RAW DATA |
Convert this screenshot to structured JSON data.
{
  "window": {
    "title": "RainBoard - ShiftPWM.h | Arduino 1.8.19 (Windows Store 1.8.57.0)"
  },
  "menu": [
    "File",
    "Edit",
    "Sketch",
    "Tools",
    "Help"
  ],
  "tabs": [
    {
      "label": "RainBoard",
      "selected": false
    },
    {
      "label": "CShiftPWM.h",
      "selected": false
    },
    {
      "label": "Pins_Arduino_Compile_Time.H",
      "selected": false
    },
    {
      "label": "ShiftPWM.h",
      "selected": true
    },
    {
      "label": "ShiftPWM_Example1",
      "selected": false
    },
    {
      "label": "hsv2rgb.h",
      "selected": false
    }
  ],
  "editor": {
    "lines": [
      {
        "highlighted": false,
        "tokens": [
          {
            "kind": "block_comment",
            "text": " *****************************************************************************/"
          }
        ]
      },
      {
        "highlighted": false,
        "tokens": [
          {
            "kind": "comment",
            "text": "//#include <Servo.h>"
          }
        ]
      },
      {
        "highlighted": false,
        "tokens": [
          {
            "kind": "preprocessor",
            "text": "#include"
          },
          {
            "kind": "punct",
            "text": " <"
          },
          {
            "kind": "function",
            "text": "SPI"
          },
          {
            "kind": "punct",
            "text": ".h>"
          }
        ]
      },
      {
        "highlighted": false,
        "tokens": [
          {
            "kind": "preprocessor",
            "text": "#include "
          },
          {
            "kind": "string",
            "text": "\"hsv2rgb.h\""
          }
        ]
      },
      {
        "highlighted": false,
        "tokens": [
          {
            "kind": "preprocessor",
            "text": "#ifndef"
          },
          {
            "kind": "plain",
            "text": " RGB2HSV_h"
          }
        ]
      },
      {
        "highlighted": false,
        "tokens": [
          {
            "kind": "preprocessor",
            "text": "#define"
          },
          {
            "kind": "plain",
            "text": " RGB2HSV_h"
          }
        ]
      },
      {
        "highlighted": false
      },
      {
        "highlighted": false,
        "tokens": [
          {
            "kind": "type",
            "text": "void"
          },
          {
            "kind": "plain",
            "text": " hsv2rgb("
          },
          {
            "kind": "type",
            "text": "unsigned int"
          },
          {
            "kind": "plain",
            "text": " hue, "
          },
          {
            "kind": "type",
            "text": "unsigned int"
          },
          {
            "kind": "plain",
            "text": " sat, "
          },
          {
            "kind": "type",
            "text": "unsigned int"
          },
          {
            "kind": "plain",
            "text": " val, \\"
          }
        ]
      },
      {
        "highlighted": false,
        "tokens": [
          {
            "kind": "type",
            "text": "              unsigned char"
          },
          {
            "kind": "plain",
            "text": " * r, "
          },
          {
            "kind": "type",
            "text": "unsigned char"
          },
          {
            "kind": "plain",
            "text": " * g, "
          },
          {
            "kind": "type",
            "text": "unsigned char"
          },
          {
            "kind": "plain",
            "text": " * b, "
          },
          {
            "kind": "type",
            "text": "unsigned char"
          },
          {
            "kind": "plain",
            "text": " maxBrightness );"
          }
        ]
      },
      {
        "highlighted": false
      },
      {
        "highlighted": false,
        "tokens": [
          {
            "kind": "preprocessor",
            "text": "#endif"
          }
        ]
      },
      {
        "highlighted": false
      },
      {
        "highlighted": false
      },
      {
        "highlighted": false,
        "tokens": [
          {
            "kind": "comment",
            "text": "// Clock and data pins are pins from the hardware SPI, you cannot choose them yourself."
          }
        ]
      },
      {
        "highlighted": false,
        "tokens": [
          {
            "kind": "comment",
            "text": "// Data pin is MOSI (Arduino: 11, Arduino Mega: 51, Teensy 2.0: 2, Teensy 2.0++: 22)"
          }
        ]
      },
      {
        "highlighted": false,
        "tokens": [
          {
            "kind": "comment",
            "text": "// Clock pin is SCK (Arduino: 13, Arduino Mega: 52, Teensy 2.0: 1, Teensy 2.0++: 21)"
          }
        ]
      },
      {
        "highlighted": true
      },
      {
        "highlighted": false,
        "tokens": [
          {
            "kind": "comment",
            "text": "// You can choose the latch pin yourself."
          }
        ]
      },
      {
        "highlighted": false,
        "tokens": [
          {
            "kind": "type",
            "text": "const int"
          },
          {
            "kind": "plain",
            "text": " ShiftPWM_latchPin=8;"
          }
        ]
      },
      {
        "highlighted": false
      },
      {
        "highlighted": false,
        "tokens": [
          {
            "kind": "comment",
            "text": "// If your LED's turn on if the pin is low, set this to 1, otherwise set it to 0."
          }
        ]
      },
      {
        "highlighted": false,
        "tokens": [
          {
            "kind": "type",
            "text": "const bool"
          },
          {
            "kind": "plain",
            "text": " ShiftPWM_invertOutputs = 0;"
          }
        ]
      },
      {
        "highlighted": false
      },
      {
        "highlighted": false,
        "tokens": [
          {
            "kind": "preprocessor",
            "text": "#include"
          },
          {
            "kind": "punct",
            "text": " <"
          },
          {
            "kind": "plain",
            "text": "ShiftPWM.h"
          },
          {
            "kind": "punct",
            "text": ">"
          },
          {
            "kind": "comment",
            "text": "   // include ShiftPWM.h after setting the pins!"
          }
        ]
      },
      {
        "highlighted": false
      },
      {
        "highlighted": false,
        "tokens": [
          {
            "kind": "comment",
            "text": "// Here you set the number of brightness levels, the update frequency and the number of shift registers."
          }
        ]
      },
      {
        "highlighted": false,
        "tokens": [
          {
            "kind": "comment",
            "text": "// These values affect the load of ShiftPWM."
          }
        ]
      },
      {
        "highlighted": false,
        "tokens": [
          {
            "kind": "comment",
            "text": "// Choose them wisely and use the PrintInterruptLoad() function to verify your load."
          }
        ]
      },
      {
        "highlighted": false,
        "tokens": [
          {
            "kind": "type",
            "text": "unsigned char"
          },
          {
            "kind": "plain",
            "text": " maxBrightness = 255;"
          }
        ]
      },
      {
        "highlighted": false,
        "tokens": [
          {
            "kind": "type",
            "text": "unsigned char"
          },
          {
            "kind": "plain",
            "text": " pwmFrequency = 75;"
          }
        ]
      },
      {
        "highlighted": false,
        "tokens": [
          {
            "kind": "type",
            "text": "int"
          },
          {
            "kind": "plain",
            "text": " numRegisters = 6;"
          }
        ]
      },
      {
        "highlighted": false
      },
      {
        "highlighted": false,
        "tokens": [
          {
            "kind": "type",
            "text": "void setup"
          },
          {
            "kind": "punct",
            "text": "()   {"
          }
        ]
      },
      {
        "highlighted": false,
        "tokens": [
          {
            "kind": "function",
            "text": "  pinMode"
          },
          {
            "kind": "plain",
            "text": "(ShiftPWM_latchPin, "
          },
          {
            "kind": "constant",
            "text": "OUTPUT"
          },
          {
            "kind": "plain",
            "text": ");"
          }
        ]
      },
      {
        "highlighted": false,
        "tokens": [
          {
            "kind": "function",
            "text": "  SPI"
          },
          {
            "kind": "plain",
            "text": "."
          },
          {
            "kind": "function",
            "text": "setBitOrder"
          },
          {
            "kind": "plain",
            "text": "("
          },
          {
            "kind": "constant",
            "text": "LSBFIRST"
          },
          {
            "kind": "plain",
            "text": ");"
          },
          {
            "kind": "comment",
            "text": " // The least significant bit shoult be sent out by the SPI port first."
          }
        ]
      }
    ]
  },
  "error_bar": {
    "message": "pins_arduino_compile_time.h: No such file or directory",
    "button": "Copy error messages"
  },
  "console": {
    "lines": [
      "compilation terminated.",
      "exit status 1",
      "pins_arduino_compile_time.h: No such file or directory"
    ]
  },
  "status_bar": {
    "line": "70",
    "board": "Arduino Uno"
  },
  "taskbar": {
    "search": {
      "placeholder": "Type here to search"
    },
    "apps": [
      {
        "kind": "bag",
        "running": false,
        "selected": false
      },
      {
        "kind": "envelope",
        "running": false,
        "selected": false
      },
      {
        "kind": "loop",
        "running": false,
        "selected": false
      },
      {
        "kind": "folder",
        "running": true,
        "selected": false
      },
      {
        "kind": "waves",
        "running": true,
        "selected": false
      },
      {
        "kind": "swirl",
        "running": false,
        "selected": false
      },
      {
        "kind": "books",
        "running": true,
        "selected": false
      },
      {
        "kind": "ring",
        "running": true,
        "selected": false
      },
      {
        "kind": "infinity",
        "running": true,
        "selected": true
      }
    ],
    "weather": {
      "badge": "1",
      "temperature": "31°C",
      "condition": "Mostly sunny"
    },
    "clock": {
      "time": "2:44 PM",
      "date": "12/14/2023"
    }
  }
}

INSTRUCTION |
Gather all lines from the records above in which "include" appears.

OUTPUT FOR THIS TASK |
            "text": "//#include <Servo.h>"
            "text": "#include"
            "text": "#include "
            "text": "#include"
            "text": "   // include ShiftPWM.h after setting the pins!"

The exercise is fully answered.